Quelles sont les thématiques qui vous tiennent à cœur et qui sont récurrentes dans vos œuvres ?

A.S. L’anthropophagie, la mécanique, la chirurgie, le cyborg, le labyrinthe, ce qui a trait à la chair, aux liquides qui se mélangent, aux choses qui s’imbriquent. La nature aussi en ce moment, je dessine de plus en plus de plantes radioactives.

La symbolique de la mécanique ou plutôt l’imbrication de l’homme (la chair) dans la machine, est-ce une manière de dépeindre les diverses aliénations du monde et de l’humanité ?

- **TRAVAIL À RÉALISER**:
a - Recopiez mot pour mot le passage de l'entretien qui s'ouvre sur les mots contenant « Quelles sont les » et se clôt sur « de plantes radioactives. ».
b - Reprenez, s'il vous plaît, l'entretien sur les thèmes de l'artiste à partir de l'endroit où il s'arrête.
Les lignes placées ci-dessous ne sont pas utiles ici.

- **EXTRAIT DE DONNÉES**:
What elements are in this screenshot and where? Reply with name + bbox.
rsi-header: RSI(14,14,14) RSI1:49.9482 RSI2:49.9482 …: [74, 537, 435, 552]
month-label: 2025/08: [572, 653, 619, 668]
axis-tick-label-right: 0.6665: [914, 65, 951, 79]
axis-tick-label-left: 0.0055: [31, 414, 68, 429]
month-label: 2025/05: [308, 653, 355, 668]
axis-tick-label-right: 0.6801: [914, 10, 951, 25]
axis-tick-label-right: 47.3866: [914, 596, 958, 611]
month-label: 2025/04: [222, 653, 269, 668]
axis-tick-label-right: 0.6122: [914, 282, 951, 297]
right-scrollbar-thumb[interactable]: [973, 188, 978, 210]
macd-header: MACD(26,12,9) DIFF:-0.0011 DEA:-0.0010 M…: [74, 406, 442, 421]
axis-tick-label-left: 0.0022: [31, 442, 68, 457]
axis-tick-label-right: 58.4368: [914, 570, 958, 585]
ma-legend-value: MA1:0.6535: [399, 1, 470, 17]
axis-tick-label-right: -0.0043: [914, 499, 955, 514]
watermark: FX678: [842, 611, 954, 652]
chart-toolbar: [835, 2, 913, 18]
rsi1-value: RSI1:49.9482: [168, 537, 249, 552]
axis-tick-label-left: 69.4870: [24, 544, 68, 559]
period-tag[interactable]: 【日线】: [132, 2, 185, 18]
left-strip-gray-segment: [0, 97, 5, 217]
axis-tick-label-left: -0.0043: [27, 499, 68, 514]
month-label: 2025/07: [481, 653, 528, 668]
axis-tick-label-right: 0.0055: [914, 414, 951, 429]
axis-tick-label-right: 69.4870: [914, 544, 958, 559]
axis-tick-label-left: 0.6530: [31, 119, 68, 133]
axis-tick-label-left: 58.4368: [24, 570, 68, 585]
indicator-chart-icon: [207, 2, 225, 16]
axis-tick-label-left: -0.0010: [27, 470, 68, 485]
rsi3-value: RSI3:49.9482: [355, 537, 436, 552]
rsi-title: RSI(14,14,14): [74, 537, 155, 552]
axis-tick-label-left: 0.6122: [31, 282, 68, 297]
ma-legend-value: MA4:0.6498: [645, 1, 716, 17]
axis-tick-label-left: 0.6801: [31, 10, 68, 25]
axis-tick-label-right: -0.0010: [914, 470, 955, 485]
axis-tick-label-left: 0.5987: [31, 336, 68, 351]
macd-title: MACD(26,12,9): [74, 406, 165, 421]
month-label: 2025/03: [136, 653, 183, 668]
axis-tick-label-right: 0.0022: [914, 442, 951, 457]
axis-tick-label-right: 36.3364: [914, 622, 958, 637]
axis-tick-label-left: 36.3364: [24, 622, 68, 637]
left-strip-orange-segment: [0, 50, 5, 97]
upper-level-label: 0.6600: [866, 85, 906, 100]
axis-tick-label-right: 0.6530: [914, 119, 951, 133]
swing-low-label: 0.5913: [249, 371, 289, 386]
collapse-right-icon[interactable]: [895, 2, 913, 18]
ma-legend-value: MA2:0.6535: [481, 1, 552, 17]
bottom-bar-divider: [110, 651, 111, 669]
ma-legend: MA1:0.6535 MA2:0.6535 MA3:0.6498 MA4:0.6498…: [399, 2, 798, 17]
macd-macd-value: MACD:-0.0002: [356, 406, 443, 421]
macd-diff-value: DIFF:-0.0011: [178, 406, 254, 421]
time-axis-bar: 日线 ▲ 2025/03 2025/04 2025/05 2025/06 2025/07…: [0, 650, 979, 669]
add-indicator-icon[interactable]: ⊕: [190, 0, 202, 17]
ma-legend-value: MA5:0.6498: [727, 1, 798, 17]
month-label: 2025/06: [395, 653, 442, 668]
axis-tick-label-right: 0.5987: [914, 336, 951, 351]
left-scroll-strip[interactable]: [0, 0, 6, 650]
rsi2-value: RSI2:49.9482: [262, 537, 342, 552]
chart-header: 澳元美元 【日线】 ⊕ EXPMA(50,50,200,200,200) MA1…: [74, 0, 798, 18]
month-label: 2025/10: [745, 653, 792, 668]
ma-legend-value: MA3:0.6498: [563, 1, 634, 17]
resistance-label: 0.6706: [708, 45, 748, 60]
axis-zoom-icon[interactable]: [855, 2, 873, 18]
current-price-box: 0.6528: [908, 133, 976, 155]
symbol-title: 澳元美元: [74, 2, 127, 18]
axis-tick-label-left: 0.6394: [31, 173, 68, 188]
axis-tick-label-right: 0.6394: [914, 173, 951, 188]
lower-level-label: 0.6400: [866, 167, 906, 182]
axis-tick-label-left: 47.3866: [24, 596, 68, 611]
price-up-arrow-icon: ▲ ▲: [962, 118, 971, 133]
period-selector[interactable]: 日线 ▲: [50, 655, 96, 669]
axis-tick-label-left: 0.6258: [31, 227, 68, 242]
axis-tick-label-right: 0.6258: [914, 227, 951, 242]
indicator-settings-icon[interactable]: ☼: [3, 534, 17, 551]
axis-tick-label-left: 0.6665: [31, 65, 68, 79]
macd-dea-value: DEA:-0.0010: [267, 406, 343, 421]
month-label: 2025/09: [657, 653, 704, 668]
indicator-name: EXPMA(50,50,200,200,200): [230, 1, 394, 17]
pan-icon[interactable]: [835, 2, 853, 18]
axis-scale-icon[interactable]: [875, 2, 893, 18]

- **RÉPONSES PAR POINT**:
a -
Quelles sont les thématiques qui vous tiennent à cœur et qui sont récurrentes dans vos œuvres ?

A.S. L’anthropophagie, la mécanique, la chirurgie, le cyborg, le labyrinthe, ce qui a trait à la chair, aux liquides qui se mélangent, aux choses qui s’imbriquent. La nature aussi en ce moment, je dessine de plus en plus de plantes radioactives.

b -
A.S. C’est une des lectures possibles. On peut aussi y voir le contraire, c’est à dire la gloire des nouvelles technologies et l’avènement heureux de l’homme-machine. Ou encore la mise à nu d’une réalité plus complexe, loin de la vision manichéenne du monde où il y aurait d’un côté l’humain et de l’autre la machine. La machine fait partie de notre quotidien et nos corps portent déjà en eux l’artifice : Nous consommons des médicaments et des produits chimiques, nous portons des stérilets, des prothèses, du silicone, des appareils dentaires, des lentilles, des piercing etc. C’est un peu la thèse de Donna Haraway dans son Cyborg Manifesto, le cyborg n’est pas une invention du futur, c’est une réalité bien concrète. Cette idée me plait puisque l’on a tendance trop souvent à exhiber l’argument de la « nature » quand il s’agit de critiquer les corps modifiés et différents. L’imbrication de l’humain et de la mécanique est plus la célébration d’une époque où l’on encourage l’altération du corps par les produits que l’on consomme tout en discriminant toute personne qui ne correspond pas aux « normes ». Tout est question d’apparence.

Les artistes qui vous ont le plus attirée tout au long de votre parcours et pour qui vous ressentez une certaine connivence ? Vous aviez déclaré être admirative du travail du peintre Gérard Willemenot : qu’est-ce qui vous inspire le plus dans son œuvre ?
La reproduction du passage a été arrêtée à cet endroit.